## The data
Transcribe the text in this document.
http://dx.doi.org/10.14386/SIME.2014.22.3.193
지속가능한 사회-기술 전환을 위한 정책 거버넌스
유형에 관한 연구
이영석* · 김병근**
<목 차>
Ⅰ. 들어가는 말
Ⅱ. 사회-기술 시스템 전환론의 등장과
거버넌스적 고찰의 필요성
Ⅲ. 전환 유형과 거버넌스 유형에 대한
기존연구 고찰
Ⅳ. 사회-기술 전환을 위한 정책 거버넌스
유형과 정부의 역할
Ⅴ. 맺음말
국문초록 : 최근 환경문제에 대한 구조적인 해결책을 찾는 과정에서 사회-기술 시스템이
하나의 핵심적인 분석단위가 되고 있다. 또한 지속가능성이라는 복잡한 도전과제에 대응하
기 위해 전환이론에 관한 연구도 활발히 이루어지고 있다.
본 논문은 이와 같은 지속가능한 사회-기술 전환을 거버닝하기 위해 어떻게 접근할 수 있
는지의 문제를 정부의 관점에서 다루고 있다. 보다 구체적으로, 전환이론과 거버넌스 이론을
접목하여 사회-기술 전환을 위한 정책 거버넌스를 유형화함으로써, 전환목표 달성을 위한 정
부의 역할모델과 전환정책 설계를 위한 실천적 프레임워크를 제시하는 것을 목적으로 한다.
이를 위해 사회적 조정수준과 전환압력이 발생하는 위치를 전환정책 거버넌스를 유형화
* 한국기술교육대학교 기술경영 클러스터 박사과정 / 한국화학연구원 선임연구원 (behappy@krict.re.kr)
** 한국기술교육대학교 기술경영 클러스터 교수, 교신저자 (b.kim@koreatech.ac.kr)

## Required task
State only the number of lines in these entries that contain "한국기술교육대학교".

## Right answer
2